Status

StateAccepted
Discussion Thread
Vote Thread[LAZY,CONSENSUS] Example dags
Vote Result ThreadRe: [LAZY,CONSENSUS] Example dags
Progress Tracking (PR/GitHub Project/Issue Label)Github Project "Airflow Examples Refurbish"
Date Created

 

Version Releasedtbd.
Authors

Motivation

Airflow Examples have been grown in number and focus over the past years. They purpose multiple things:

  • Serve as tutorials to learn Airflow DAG implementation
  • Serve with code snippets for documentation
  • Serve for testing the setup
  • (some) service for CI integration testing

Some example DAGs are in a good quality, some are not following best practices. Current examples do not follow a structure.

There are example DAGs contained in the Airflow core (currently pushed to standard provider/example_dags) as well as there are more examples in other providers. But examples from other providers are lot loaded automatically.

So in the Airflow 3 Dev Calls there was a demand named to clean-up and optimize example DAGs.

Considerations / Targets

  • The number of examples should be reduced to 20-30
    • If possible examples from docs should be represented in examples. Some code examples which are stand-alone in code should be moved into examples if possible.
    • Otherwise example content not referenced in documentation might be questioned if beneficial
    • If possible examples should be directly usable by copy&paste (consider imports for integrated snippets)

▶ [INFORMATION SUPPLIED]
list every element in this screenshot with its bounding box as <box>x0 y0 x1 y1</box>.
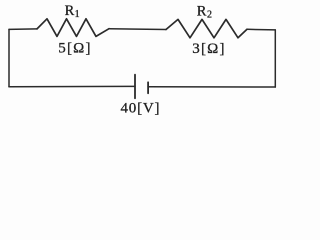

▶ [TASKS FOR THIS EXERCISE]
a) Answer the following questions using the Airflow examples page:
(i) What state is given for the proposal?
(ii) In which calls was the demand to clean up and optimize example DAGs raised?
(iii) To what range should the number of examples be reduced?
b) Return everything from "Some example DAGs" down to "examples if possible." in the Airflow examples page, copied word for word.

▶ [THE ANSWERS]
a)
(i) Accepted
(ii) The Airflow 3 Dev Calls
(iii) 20-30

b)
Some example DAGs are in a good quality, some are not following best practices. Current examples do not follow a structure.

There are example DAGs contained in the Airflow core (currently pushed to standard provider/example_dags) as well as there are more examples in other providers. But examples from other providers are lot loaded automatically.

So in the Airflow 3 Dev Calls there was a demand named to clean-up and optimize example DAGs.

Considerations / Targets

  • The number of examples should be reduced to 20-30
    • If possible examples from docs should be represented in examples. Some code examples which are stand-alone in code should be moved into examples if possible.